DIRECTIONS FOR THIS TASK - In the entries below, find the lines that contain the word "放射性潰瘍" and copy them.

[Data items]
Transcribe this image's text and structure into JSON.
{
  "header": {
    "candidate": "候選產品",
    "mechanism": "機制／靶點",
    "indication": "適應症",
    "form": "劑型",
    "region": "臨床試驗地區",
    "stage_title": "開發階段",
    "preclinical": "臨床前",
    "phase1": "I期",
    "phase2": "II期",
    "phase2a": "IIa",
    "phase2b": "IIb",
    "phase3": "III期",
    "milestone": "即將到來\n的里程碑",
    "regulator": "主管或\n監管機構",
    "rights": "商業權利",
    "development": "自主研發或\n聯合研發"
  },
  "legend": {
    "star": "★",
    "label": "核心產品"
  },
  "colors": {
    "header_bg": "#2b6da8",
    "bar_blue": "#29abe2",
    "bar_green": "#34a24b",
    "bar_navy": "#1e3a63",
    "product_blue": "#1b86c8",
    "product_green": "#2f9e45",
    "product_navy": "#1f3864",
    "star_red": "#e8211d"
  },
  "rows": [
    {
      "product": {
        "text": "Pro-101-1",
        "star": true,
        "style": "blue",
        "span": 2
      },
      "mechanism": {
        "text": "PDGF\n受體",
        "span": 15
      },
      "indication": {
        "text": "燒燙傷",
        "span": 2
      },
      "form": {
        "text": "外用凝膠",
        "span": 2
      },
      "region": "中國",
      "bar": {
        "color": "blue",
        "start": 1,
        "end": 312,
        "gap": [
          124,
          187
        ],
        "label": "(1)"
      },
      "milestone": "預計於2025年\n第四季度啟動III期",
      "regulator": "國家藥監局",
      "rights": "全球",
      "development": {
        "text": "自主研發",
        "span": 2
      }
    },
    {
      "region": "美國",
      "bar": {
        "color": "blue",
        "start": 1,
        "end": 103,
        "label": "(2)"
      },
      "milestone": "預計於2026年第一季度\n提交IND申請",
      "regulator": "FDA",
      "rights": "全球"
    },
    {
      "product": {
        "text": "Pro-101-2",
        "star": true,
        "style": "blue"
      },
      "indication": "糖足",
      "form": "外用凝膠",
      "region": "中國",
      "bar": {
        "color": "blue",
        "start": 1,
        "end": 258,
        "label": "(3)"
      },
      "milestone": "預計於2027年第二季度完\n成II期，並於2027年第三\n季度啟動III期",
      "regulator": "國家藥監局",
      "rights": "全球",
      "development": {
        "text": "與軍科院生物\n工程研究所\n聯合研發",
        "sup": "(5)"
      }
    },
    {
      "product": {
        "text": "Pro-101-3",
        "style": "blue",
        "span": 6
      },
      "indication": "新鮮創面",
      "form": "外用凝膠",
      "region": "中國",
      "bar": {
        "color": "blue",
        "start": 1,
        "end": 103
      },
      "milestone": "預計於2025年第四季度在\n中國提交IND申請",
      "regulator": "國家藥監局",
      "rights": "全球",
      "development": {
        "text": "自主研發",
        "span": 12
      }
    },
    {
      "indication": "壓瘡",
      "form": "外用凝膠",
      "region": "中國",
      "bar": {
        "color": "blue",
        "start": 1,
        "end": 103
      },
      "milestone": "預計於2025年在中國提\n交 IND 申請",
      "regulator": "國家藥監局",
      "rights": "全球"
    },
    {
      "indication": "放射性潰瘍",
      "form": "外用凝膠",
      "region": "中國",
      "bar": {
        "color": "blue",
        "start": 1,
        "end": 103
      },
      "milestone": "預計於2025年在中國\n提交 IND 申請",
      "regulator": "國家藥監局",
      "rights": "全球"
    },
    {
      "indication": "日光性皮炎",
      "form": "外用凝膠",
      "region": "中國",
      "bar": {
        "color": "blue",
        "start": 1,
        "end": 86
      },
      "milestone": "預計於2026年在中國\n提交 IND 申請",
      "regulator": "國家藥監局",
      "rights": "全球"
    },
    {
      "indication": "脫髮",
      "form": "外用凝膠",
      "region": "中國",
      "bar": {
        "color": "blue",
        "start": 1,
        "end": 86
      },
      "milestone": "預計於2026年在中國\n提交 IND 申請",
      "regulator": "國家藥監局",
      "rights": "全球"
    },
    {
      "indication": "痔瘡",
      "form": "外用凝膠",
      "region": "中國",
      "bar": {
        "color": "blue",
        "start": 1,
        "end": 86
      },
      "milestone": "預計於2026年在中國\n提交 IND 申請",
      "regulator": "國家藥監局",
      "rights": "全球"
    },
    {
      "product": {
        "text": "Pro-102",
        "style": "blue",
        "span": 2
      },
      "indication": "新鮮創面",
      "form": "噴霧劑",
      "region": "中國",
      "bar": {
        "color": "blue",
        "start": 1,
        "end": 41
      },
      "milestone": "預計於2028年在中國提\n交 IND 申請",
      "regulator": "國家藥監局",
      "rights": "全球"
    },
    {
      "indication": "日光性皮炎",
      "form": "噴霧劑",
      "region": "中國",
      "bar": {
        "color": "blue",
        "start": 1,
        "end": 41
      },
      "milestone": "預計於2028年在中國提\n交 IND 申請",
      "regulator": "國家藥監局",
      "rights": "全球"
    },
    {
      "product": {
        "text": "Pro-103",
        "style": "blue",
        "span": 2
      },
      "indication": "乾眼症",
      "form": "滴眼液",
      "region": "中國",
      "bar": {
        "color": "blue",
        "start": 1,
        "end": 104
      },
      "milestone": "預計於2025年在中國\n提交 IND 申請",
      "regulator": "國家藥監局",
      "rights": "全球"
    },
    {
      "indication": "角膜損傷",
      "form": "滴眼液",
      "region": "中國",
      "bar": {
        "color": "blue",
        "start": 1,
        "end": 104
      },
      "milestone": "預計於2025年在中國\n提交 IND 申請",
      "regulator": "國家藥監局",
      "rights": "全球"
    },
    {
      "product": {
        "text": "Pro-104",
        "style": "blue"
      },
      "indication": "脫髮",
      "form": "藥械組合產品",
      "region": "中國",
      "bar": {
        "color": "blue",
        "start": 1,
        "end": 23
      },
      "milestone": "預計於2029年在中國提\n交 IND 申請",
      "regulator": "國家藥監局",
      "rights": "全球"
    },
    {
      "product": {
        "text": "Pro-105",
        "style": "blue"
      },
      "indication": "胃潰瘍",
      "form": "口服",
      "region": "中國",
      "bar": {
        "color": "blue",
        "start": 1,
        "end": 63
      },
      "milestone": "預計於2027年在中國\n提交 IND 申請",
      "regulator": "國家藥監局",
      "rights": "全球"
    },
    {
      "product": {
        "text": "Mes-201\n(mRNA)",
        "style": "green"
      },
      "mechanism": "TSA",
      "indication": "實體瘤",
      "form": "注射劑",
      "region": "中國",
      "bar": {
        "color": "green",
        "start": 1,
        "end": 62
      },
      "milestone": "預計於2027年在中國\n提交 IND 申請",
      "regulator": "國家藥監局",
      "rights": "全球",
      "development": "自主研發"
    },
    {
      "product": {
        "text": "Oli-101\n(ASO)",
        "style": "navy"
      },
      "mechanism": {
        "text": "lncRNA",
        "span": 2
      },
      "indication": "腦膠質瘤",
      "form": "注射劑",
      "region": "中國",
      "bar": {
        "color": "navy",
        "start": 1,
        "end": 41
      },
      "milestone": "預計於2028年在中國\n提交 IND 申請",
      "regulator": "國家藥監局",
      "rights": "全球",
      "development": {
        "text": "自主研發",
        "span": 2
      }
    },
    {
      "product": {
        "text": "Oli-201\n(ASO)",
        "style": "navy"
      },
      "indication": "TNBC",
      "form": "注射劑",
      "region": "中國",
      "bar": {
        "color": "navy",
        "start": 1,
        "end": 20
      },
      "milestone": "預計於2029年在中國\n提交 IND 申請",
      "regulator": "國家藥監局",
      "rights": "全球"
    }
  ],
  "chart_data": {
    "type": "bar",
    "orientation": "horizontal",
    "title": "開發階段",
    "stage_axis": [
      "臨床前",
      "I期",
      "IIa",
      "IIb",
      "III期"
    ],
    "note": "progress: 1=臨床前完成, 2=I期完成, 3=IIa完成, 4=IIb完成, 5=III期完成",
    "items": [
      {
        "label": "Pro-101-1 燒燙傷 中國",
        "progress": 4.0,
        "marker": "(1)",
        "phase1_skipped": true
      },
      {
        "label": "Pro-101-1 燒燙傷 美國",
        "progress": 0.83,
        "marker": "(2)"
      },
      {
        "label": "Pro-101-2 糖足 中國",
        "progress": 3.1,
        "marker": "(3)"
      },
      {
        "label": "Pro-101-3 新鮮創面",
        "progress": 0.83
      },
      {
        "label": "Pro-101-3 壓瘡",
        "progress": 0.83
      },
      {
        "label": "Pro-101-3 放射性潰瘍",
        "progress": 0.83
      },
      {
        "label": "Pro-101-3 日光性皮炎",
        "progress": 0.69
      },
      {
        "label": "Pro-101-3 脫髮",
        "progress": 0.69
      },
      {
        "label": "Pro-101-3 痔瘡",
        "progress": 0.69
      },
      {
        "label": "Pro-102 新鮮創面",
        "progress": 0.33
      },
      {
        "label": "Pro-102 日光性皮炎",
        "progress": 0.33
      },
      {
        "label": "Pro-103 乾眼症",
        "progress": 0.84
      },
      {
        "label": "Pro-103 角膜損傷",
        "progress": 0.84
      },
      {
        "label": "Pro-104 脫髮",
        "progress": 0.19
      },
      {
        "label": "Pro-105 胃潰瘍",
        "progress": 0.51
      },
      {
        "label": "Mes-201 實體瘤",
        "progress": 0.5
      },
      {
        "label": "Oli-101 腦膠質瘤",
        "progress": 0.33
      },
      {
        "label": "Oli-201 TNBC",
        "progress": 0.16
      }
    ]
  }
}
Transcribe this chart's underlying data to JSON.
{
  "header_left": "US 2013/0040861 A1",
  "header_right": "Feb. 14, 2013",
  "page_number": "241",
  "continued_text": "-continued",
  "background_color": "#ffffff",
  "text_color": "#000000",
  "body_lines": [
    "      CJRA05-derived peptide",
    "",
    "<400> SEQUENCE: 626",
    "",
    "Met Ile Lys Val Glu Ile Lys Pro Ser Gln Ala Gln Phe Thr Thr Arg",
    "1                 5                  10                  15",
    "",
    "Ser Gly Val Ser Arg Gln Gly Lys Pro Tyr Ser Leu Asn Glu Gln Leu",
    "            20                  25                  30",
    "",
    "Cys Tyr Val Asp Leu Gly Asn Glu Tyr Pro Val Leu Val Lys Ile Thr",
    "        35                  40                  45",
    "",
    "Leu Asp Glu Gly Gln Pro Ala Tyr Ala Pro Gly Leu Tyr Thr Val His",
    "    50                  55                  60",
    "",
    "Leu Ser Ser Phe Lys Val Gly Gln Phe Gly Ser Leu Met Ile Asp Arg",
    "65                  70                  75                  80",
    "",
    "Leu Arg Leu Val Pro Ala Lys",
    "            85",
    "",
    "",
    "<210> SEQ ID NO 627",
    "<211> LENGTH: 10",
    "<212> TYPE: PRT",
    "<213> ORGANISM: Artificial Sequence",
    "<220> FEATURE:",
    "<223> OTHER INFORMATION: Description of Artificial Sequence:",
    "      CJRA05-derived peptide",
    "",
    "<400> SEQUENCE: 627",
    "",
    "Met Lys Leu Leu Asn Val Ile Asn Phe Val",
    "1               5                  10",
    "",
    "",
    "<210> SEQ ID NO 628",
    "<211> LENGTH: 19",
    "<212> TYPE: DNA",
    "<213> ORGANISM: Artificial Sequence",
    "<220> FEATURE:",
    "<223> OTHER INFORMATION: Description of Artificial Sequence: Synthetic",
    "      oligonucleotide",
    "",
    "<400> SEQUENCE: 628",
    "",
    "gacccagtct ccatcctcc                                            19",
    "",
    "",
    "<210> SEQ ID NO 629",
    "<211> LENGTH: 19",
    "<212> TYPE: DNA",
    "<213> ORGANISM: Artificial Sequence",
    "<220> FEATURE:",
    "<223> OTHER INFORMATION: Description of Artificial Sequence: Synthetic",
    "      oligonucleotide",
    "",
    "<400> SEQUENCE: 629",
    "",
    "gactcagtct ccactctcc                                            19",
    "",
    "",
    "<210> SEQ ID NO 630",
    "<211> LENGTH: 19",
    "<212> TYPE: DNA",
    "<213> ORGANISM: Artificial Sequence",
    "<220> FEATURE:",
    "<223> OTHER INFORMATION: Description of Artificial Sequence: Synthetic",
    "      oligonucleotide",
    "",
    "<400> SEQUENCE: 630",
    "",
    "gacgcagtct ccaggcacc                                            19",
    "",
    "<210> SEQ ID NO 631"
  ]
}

ANSWER SECTION -
      "indication": "放射性潰瘍",
        "label": "Pro-101-3 放射性潰瘍",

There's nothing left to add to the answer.